BJL also argues that from November 2014, when Vermaat was rehired until the termination of her employment in January 2015, Vermaat never requested a reasonable accommodation. Vermaat admitted at her deposition that she never made any requested accommodation in the pertinent time frame other than continued patience on the part of BJL to allow her to go to doctor appointments. (V Dep. 83). There is no evidence that she was ever denied a request to go to such an appointment.
Vermaat now asserts in a self-serving declaration that "sometime" during the relevant period she requested that she be allowed to work at home. (V Decl. Par. 16). Vermaat has also filed a declaration by Merlino. BJL has moved to strike the declarations. Vermaat never sought leave to file the declarations and the filings were untimely and not in compliance with the court's deadlines and are stricken. The court further notes that even if Vermaat's declaration were not stricken, much of it would be improper since Vermaat sought to rehabilitate her deposition testimony by presenting contradictory statements in her declaration. Pain Ctr. of SE Indiana, LLC v. Origin Healthcare Sols. LLC, 2017 WL 347461, at *5 (S.D. Ind. 2017)(stating that "[w]hen a party submits its own declaration to supplement prior deposition testimony, the court disregards any portion of the declaration that conflicts with the prior testimony"). Many of the statements contained in the declarations are also not based upon personal knowledge and are inadmissible hearsay.
The court also notes that even if the court accepts Vermaat's claim that she requested leave to work at home, the undisputed facts show that her position required supervision and there is no indication in the undisputed facts that Vermaat would have been able to perform the necessary functions of her work from home. Finally, Vermaat's own statements indicating her inability to continue in her job show that she was not able to perform the essential functions of her job. Based on the above, BJL's motion for summary judgment is granted.
CONCLUSION
Based on the foregoing analysis, BJL's motion for summary judgment and motion to strike are granted.

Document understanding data
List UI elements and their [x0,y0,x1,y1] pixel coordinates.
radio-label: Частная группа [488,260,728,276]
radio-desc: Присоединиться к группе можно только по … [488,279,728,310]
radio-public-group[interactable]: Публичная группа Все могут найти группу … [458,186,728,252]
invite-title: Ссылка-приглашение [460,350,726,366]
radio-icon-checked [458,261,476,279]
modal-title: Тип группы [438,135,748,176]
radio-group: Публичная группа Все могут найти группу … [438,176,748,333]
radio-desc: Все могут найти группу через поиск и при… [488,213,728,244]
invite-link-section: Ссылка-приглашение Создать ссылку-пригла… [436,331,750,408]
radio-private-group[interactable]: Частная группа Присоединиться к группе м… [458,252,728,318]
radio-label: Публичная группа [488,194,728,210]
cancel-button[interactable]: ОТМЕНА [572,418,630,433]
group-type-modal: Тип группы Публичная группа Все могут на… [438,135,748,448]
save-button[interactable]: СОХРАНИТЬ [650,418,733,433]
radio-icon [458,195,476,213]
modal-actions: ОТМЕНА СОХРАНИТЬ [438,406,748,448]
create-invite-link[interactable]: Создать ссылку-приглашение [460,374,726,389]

▶ [WHAT YOU HAVE TO DO] Write out the passage from the court opinion word for word, beginning at the words "BJL also argues" and stopping after the words "such an appointment.". These records were taken from a separate source.

▶ [ANSWER BELOW]
BJL also argues that from November 2014, when Vermaat was rehired until the termination of her employment in January 2015, Vermaat never requested a reasonable accommodation. Vermaat admitted at her deposition that she never made any requested accommodation in the pertinent time frame other than continued patience on the part of BJL to allow her to go to doctor appointments. (V Dep. 83). There is no evidence that she was ever denied a request to go to such an appointment.